[Exercise details] Search the material below for the string "Shape" and list each line that holds it.

****************************************

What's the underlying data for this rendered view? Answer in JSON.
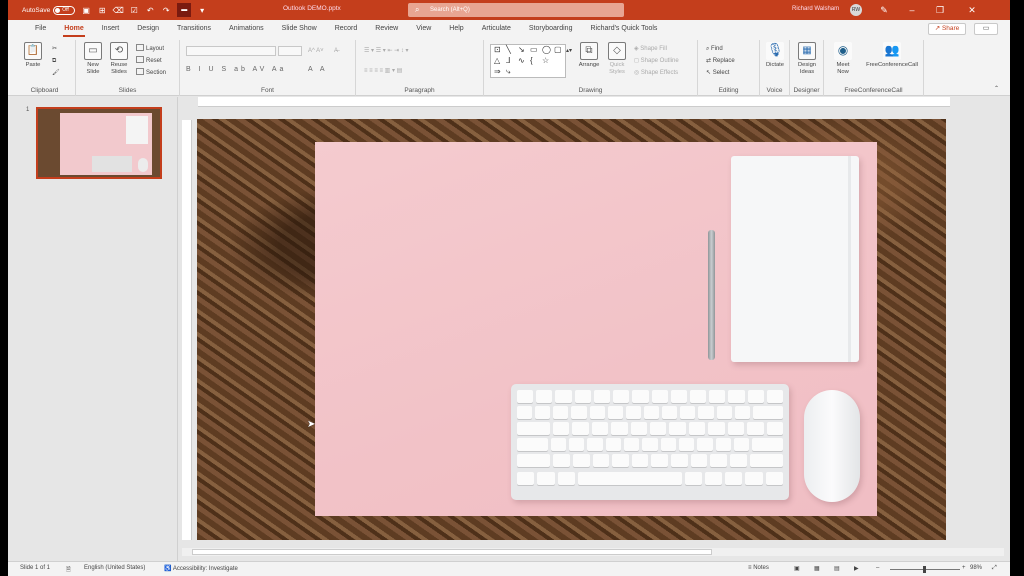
{
  "titlebar": {
    "autosave_label": "AutoSave",
    "autosave_state": "Off",
    "filename": "Outlook DEMO.pptx",
    "search_placeholder": "Search (Alt+Q)",
    "user_name": "Richard Walsham",
    "user_initials": "RW",
    "accent_color": "#c43e1c"
  },
  "tabs": [
    "File",
    "Home",
    "Insert",
    "Design",
    "Transitions",
    "Animations",
    "Slide Show",
    "Record",
    "Review",
    "View",
    "Help",
    "Articulate",
    "Storyboarding",
    "Richard's Quick Tools"
  ],
  "active_tab": "Home",
  "share_label": "Share",
  "ribbon": {
    "clipboard": {
      "name": "Clipboard",
      "paste": "Paste"
    },
    "slides": {
      "name": "Slides",
      "new_slide": "New Slide",
      "reuse_slides": "Reuse Slides",
      "layout": "Layout",
      "reset": "Reset",
      "section": "Section"
    },
    "font": {
      "name": "Font",
      "format_row": "B I U S ab AV Aa",
      "color_row": "A A"
    },
    "paragraph": {
      "name": "Paragraph"
    },
    "drawing": {
      "name": "Drawing",
      "arrange": "Arrange",
      "quick_styles": "Quick Styles",
      "shape_fill": "Shape Fill",
      "shape_outline": "Shape Outline",
      "shape_effects": "Shape Effects"
    },
    "editing": {
      "name": "Editing",
      "find": "Find",
      "replace": "Replace",
      "select": "Select"
    },
    "voice": {
      "name": "Voice",
      "dictate": "Dictate"
    },
    "designer": {
      "name": "Designer",
      "design_ideas": "Design Ideas"
    },
    "freeconference": {
      "name": "FreeConferenceCall",
      "meet_now": "Meet Now",
      "fcc": "FreeConferenceCall"
    }
  },
  "slides_panel": {
    "slide_number": "1"
  },
  "status": {
    "slide_info": "Slide 1 of 1",
    "language": "English (United States)",
    "accessibility": "Accessibility: Investigate",
    "notes": "Notes",
    "zoom": "98%"
  }
}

****************************************

[Output]
      "shape_fill": "Shape Fill",
      "shape_outline": "Shape Outline",
      "shape_effects": "Shape Effects"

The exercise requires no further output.